= WHAT IS BEING ASKED =
How many lines of the entries below include the word "Navigators"? Answer with the number alone.

= DATA FOR THE TASK =
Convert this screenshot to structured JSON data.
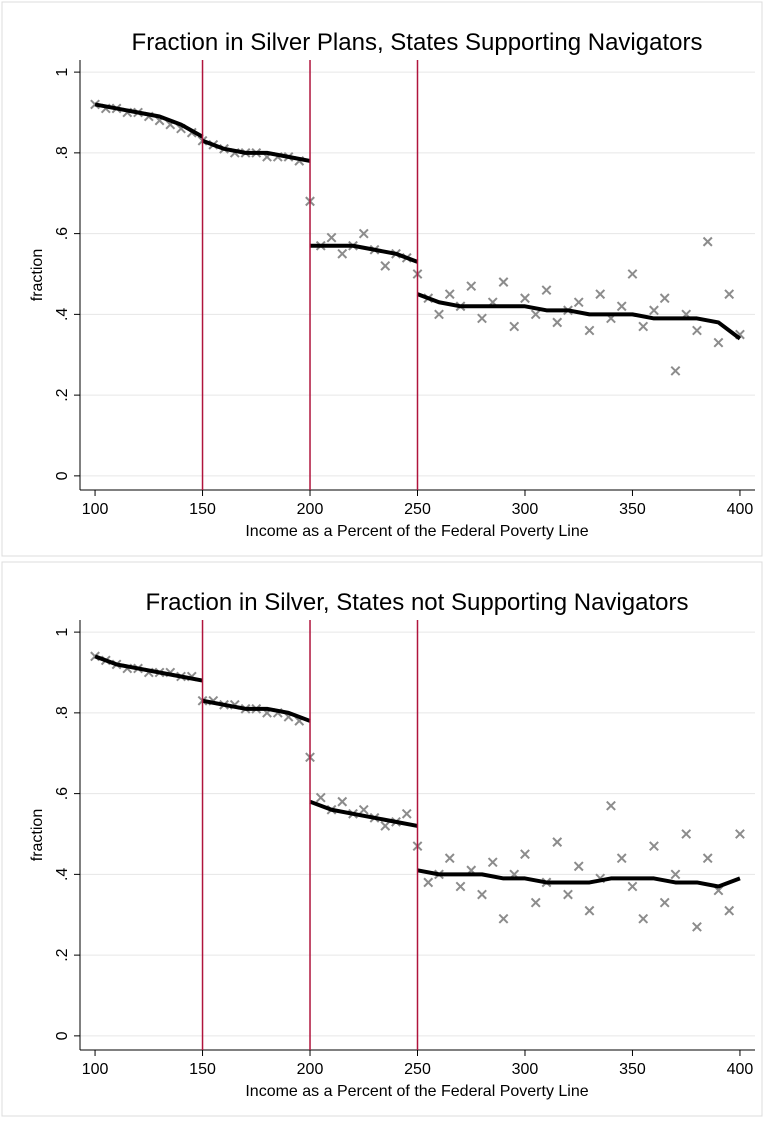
{
  "chart_data": [
    {
      "type": "scatter",
      "title": "Fraction in Silver Plans, States Supporting Navigators",
      "x_label": "Income as a Percent of the Federal Poverty Line",
      "y_label": "fraction",
      "xlim": [
        93,
        407
      ],
      "ylim": [
        -0.035,
        1.03
      ],
      "xticks": [
        100,
        150,
        200,
        250,
        300,
        350,
        400
      ],
      "yticks": [
        0,
        {
          "value": 0.2,
          "label": ".2"
        },
        {
          "value": 0.4,
          "label": ".4"
        },
        {
          "value": 0.6,
          "label": ".6"
        },
        {
          "value": 0.8,
          "label": ".8"
        },
        1
      ],
      "grid": true,
      "scatter": {
        "color": "#8c8c8c",
        "x": [
          100,
          105,
          110,
          115,
          120,
          125,
          130,
          135,
          140,
          145,
          150,
          155,
          160,
          165,
          170,
          175,
          180,
          185,
          190,
          195,
          200,
          205,
          210,
          215,
          220,
          225,
          230,
          235,
          240,
          245,
          250,
          255,
          260,
          265,
          270,
          275,
          280,
          285,
          290,
          295,
          300,
          305,
          310,
          315,
          320,
          325,
          330,
          335,
          340,
          345,
          350,
          355,
          360,
          365,
          370,
          375,
          380,
          385,
          390,
          395,
          400
        ],
        "values": [
          0.92,
          0.91,
          0.91,
          0.9,
          0.9,
          0.89,
          0.88,
          0.87,
          0.86,
          0.85,
          0.83,
          0.82,
          0.81,
          0.8,
          0.8,
          0.8,
          0.79,
          0.79,
          0.79,
          0.78,
          0.68,
          0.57,
          0.59,
          0.55,
          0.57,
          0.6,
          0.56,
          0.52,
          0.55,
          0.54,
          0.5,
          0.44,
          0.4,
          0.45,
          0.42,
          0.47,
          0.39,
          0.43,
          0.48,
          0.37,
          0.44,
          0.4,
          0.46,
          0.38,
          0.41,
          0.43,
          0.36,
          0.45,
          0.39,
          0.42,
          0.5,
          0.37,
          0.41,
          0.44,
          0.26,
          0.4,
          0.36,
          0.58,
          0.33,
          0.45,
          0.35
        ]
      },
      "fit": {
        "color": "#000000",
        "x": [
          100,
          110,
          120,
          130,
          140,
          150,
          150,
          150,
          160,
          170,
          180,
          190,
          200,
          200,
          200,
          210,
          220,
          230,
          240,
          250,
          250,
          250,
          260,
          270,
          280,
          290,
          300,
          310,
          320,
          330,
          340,
          350,
          360,
          370,
          380,
          390,
          400
        ],
        "values": [
          0.92,
          0.91,
          0.9,
          0.89,
          0.87,
          0.84,
          null,
          0.83,
          0.81,
          0.8,
          0.8,
          0.79,
          0.78,
          null,
          0.57,
          0.57,
          0.57,
          0.56,
          0.55,
          0.53,
          null,
          0.45,
          0.43,
          0.42,
          0.42,
          0.42,
          0.42,
          0.41,
          0.41,
          0.4,
          0.4,
          0.4,
          0.39,
          0.39,
          0.39,
          0.38,
          0.34
        ]
      },
      "vlines": {
        "color": "#b0143c",
        "values": [
          150,
          200,
          250
        ]
      }
    },
    {
      "type": "scatter",
      "title": "Fraction in Silver, States not Supporting Navigators",
      "x_label": "Income as a Percent of the Federal Poverty Line",
      "y_label": "fraction",
      "xlim": [
        93,
        407
      ],
      "ylim": [
        -0.035,
        1.03
      ],
      "xticks": [
        100,
        150,
        200,
        250,
        300,
        350,
        400
      ],
      "yticks": [
        0,
        {
          "value": 0.2,
          "label": ".2"
        },
        {
          "value": 0.4,
          "label": ".4"
        },
        {
          "value": 0.6,
          "label": ".6"
        },
        {
          "value": 0.8,
          "label": ".8"
        },
        1
      ],
      "grid": true,
      "scatter": {
        "color": "#8c8c8c",
        "x": [
          100,
          105,
          110,
          115,
          120,
          125,
          130,
          135,
          140,
          145,
          150,
          155,
          160,
          165,
          170,
          175,
          180,
          185,
          190,
          195,
          200,
          205,
          210,
          215,
          220,
          225,
          230,
          235,
          240,
          245,
          250,
          255,
          260,
          265,
          270,
          275,
          280,
          285,
          290,
          295,
          300,
          305,
          310,
          315,
          320,
          325,
          330,
          335,
          340,
          345,
          350,
          355,
          360,
          365,
          370,
          375,
          380,
          385,
          390,
          395,
          400
        ],
        "values": [
          0.94,
          0.93,
          0.92,
          0.91,
          0.91,
          0.9,
          0.9,
          0.9,
          0.89,
          0.89,
          0.83,
          0.83,
          0.82,
          0.82,
          0.81,
          0.81,
          0.8,
          0.8,
          0.79,
          0.78,
          0.69,
          0.59,
          0.56,
          0.58,
          0.55,
          0.56,
          0.54,
          0.52,
          0.53,
          0.55,
          0.47,
          0.38,
          0.4,
          0.44,
          0.37,
          0.41,
          0.35,
          0.43,
          0.29,
          0.4,
          0.45,
          0.33,
          0.38,
          0.48,
          0.35,
          0.42,
          0.31,
          0.39,
          0.57,
          0.44,
          0.37,
          0.29,
          0.47,
          0.33,
          0.4,
          0.5,
          0.27,
          0.44,
          0.36,
          0.31,
          0.5
        ]
      },
      "fit": {
        "color": "#000000",
        "x": [
          100,
          110,
          120,
          130,
          140,
          150,
          150,
          150,
          160,
          170,
          180,
          190,
          200,
          200,
          200,
          210,
          220,
          230,
          240,
          250,
          250,
          250,
          260,
          270,
          280,
          290,
          300,
          310,
          320,
          330,
          340,
          350,
          360,
          370,
          380,
          390,
          400
        ],
        "values": [
          0.94,
          0.92,
          0.91,
          0.9,
          0.89,
          0.88,
          null,
          0.83,
          0.82,
          0.81,
          0.81,
          0.8,
          0.78,
          null,
          0.58,
          0.56,
          0.55,
          0.54,
          0.53,
          0.52,
          null,
          0.41,
          0.4,
          0.4,
          0.4,
          0.39,
          0.39,
          0.38,
          0.38,
          0.38,
          0.39,
          0.39,
          0.39,
          0.38,
          0.38,
          0.37,
          0.39
        ]
      },
      "vlines": {
        "color": "#b0143c",
        "values": [
          150,
          200,
          250
        ]
      }
    }
  ]
}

= REPLY TO THE EXERCISE =
2